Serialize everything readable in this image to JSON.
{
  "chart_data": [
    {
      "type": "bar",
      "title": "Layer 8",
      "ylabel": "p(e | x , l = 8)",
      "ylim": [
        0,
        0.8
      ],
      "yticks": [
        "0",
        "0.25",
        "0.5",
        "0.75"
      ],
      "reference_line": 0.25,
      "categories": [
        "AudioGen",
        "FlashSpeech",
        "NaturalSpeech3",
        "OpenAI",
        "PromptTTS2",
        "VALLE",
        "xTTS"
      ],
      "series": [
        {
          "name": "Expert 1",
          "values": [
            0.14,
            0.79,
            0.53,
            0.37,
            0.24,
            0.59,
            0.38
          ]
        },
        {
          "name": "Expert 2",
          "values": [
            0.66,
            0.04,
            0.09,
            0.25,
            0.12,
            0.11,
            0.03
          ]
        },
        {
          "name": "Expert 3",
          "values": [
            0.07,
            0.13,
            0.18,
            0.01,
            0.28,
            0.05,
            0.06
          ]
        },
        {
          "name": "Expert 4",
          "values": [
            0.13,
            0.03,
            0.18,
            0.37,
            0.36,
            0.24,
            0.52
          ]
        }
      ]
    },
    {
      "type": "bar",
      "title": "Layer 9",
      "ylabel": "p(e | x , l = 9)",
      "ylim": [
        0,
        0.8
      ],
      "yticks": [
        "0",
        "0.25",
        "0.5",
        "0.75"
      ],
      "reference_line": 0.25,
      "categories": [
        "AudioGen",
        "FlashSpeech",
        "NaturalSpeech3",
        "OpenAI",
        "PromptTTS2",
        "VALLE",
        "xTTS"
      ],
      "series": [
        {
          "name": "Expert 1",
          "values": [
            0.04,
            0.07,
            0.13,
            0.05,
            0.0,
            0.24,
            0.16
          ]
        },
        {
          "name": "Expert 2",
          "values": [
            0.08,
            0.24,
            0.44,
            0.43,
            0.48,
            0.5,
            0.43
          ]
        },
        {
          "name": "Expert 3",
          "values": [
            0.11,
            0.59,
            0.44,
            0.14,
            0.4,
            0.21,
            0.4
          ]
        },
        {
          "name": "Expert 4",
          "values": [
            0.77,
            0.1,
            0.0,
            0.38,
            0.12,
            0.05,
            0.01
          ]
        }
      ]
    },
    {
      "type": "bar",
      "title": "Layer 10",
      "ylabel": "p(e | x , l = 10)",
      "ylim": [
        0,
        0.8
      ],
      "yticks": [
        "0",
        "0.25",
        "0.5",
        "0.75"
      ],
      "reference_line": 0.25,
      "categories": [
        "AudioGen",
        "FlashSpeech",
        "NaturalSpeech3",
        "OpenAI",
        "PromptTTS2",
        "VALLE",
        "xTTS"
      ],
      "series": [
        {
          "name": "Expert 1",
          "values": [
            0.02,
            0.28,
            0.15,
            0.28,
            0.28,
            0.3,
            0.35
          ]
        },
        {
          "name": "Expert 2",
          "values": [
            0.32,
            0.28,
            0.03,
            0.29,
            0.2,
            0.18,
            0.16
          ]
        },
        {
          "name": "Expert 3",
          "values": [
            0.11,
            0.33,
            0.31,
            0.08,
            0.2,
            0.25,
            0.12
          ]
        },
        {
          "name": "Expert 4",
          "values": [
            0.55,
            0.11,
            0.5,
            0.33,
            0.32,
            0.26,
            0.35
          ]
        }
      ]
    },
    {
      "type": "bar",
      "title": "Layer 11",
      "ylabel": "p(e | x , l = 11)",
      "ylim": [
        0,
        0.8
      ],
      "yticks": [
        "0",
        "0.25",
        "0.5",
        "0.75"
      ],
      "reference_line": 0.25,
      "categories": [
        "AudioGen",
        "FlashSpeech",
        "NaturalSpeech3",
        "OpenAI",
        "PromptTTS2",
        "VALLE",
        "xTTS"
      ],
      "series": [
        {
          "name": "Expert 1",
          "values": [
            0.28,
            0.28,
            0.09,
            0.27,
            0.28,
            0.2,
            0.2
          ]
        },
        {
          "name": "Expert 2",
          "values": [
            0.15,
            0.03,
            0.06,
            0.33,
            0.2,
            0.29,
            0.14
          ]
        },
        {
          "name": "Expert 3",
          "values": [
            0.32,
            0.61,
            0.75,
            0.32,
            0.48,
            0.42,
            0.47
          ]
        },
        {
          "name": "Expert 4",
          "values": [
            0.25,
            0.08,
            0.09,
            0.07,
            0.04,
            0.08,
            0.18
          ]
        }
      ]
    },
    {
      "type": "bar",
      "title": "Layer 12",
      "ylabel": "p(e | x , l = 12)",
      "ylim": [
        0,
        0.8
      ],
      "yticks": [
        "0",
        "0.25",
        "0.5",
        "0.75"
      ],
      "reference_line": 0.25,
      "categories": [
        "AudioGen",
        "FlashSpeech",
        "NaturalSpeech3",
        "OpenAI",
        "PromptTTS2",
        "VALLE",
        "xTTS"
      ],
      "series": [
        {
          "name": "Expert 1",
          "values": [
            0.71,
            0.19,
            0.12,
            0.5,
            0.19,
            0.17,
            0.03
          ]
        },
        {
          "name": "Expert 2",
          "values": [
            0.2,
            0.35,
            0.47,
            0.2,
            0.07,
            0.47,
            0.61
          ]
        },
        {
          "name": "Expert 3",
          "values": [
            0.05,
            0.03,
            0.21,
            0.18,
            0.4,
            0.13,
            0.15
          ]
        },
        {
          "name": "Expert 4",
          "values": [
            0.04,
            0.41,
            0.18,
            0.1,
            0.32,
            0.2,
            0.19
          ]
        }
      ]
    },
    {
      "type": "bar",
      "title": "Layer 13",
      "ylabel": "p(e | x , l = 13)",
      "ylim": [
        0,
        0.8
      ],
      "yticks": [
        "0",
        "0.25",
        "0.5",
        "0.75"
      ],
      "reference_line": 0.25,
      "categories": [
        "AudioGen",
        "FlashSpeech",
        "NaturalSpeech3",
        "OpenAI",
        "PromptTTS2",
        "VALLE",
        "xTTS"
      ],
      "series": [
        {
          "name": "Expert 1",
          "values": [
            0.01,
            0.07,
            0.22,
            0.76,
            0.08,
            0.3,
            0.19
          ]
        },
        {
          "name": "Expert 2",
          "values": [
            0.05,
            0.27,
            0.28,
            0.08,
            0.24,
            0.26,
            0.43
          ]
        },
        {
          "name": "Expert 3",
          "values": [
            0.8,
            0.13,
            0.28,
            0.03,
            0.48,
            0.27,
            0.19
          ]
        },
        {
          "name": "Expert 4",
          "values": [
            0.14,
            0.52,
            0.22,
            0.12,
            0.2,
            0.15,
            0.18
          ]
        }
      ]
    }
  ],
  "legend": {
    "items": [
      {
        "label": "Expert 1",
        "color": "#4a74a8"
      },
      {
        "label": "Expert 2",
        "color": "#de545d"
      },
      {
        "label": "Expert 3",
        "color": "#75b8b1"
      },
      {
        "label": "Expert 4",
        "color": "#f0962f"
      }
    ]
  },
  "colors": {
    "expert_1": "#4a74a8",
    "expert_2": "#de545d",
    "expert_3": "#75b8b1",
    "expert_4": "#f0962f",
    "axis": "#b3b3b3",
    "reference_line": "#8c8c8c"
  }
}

_The request_: All of the records must be repeated exactly.

_Exercise result_:
Serialize everything readable in this image to JSON.
{
  "chart_data": [
    {
      "type": "bar",
      "title": "Layer 8",
      "ylabel": "p(e | x , l = 8)",
      "ylim": [
        0,
        0.8
      ],
      "yticks": [
        "0",
        "0.25",
        "0.5",
        "0.75"
      ],
      "reference_line": 0.25,
      "categories": [
        "AudioGen",
        "FlashSpeech",
        "NaturalSpeech3",
        "OpenAI",
        "PromptTTS2",
        "VALLE",
        "xTTS"
      ],
      "series": [
        {
          "name": "Expert 1",
          "values": [
            0.14,
            0.79,
            0.53,
            0.37,
            0.24,
            0.59,
            0.38
          ]
        },
        {
          "name": "Expert 2",
          "values": [
            0.66,
            0.04,
            0.09,
            0.25,
            0.12,
            0.11,
            0.03
          ]
        },
        {
          "name": "Expert 3",
          "values": [
            0.07,
            0.13,
            0.18,
            0.01,
            0.28,
            0.05,
            0.06
          ]
        },
        {
          "name": "Expert 4",
          "values": [
            0.13,
            0.03,
            0.18,
            0.37,
            0.36,
            0.24,
            0.52
          ]
        }
      ]
    },
    {
      "type": "bar",
      "title": "Layer 9",
      "ylabel": "p(e | x , l = 9)",
      "ylim": [
        0,
        0.8
      ],
      "yticks": [
        "0",
        "0.25",
        "0.5",
        "0.75"
      ],
      "reference_line": 0.25,
      "categories": [
        "AudioGen",
        "FlashSpeech",
        "NaturalSpeech3",
        "OpenAI",
        "PromptTTS2",
        "VALLE",
        "xTTS"
      ],
      "series": [
        {
          "name": "Expert 1",
          "values": [
            0.04,
            0.07,
            0.13,
            0.05,
            0.0,
            0.24,
            0.16
          ]
        },
        {
          "name": "Expert 2",
          "values": [
            0.08,
            0.24,
            0.44,
            0.43,
            0.48,
            0.5,
            0.43
          ]
        },
        {
          "name": "Expert 3",
          "values": [
            0.11,
            0.59,
            0.44,
            0.14,
            0.4,
            0.21,
            0.4
          ]
        },
        {
          "name": "Expert 4",
          "values": [
            0.77,
            0.1,
            0.0,
            0.38,
            0.12,
            0.05,
            0.01
          ]
        }
      ]
    },
    {
      "type": "bar",
      "title": "Layer 10",
      "ylabel": "p(e | x , l = 10)",
      "ylim": [
        0,
        0.8
      ],
      "yticks": [
        "0",
        "0.25",
        "0.5",
        "0.75"
      ],
      "reference_line": 0.25,
      "categories": [
        "AudioGen",
        "FlashSpeech",
        "NaturalSpeech3",
        "OpenAI",
        "PromptTTS2",
        "VALLE",
        "xTTS"
      ],
      "series": [
        {
          "name": "Expert 1",
          "values": [
            0.02,
            0.28,
            0.15,
            0.28,
            0.28,
            0.3,
            0.35
          ]
        },
        {
          "name": "Expert 2",
          "values": [
            0.32,
            0.28,
            0.03,
            0.29,
            0.2,
            0.18,
            0.16
          ]
        },
        {
          "name": "Expert 3",
          "values": [
            0.11,
            0.33,
            0.31,
            0.08,
            0.2,
            0.25,
            0.12
          ]
        },
        {
          "name": "Expert 4",
          "values": [
            0.55,
            0.11,
            0.5,
            0.33,
            0.32,
            0.26,
            0.35
          ]
        }
      ]
    },
    {
      "type": "bar",
      "title": "Layer 11",
      "ylabel": "p(e | x , l = 11)",
      "ylim": [
        0,
        0.8
      ],
      "yticks": [
        "0",
        "0.25",
        "0.5",
        "0.75"
      ],
      "reference_line": 0.25,
      "categories": [
        "AudioGen",
        "FlashSpeech",
        "NaturalSpeech3",
        "OpenAI",
        "PromptTTS2",
        "VALLE",
        "xTTS"
      ],
      "series": [
        {
          "name": "Expert 1",
          "values": [
            0.28,
            0.28,
            0.09,
            0.27,
            0.28,
            0.2,
            0.2
          ]
        },
        {
          "name": "Expert 2",
          "values": [
            0.15,
            0.03,
            0.06,
            0.33,
            0.2,
            0.29,
            0.14
          ]
        },
        {
          "name": "Expert 3",
          "values": [
            0.32,
            0.61,
            0.75,
            0.32,
            0.48,
            0.42,
            0.47
          ]
        },
        {
          "name": "Expert 4",
          "values": [
            0.25,
            0.08,
            0.09,
            0.07,
            0.04,
            0.08,
            0.18
          ]
        }
      ]
    },
    {
      "type": "bar",
      "title": "Layer 12",
      "ylabel": "p(e | x , l = 12)",
      "ylim": [
        0,
        0.8
      ],
      "yticks": [
        "0",
        "0.25",
        "0.5",
        "0.75"
      ],
      "reference_line": 0.25,
      "categories": [
        "AudioGen",
        "FlashSpeech",
        "NaturalSpeech3",
        "OpenAI",
        "PromptTTS2",
        "VALLE",
        "xTTS"
      ],
      "series": [
        {
          "name": "Expert 1",
          "values": [
            0.71,
            0.19,
            0.12,
            0.5,
            0.19,
            0.17,
            0.03
          ]
        },
        {
          "name": "Expert 2",
          "values": [
            0.2,
            0.35,
            0.47,
            0.2,
            0.07,
            0.47,
            0.61
          ]
        },
        {
          "name": "Expert 3",
          "values": [
            0.05,
            0.03,
            0.21,
            0.18,
            0.4,
            0.13,
            0.15
          ]
        },
        {
          "name": "Expert 4",
          "values": [
            0.04,
            0.41,
            0.18,
            0.1,
            0.32,
            0.2,
            0.19
          ]
        }
      ]
    },
    {
      "type": "bar",
      "title": "Layer 13",
      "ylabel": "p(e | x , l = 13)",
      "ylim": [
        0,
        0.8
      ],
      "yticks": [
        "0",
        "0.25",
        "0.5",
        "0.75"
      ],
      "reference_line": 0.25,
      "categories": [
        "AudioGen",
        "FlashSpeech",
        "NaturalSpeech3",
        "OpenAI",
        "PromptTTS2",
        "VALLE",
        "xTTS"
      ],
      "series": [
        {
          "name": "Expert 1",
          "values": [
            0.01,
            0.07,
            0.22,
            0.76,
            0.08,
            0.3,
            0.19
          ]
        },
        {
          "name": "Expert 2",
          "values": [
            0.05,
            0.27,
            0.28,
            0.08,
            0.24,
            0.26,
            0.43
          ]
        },
        {
          "name": "Expert 3",
          "values": [
            0.8,
            0.13,
            0.28,
            0.03,
            0.48,
            0.27,
            0.19
          ]
        },
        {
          "name": "Expert 4",
          "values": [
            0.14,
            0.52,
            0.22,
            0.12,
            0.2,
            0.15,
            0.18
          ]
        }
      ]
    }
  ],
  "legend": {
    "items": [
      {
        "label": "Expert 1",
        "color": "#4a74a8"
      },
      {
        "label": "Expert 2",
        "color": "#de545d"
      },
      {
        "label": "Expert 3",
        "color": "#75b8b1"
      },
      {
        "label": "Expert 4",
        "color": "#f0962f"
      }
    ]
  },
  "colors": {
    "expert_1": "#4a74a8",
    "expert_2": "#de545d",
    "expert_3": "#75b8b1",
    "expert_4": "#f0962f",
    "axis": "#b3b3b3",
    "reference_line": "#8c8c8c"
  }
}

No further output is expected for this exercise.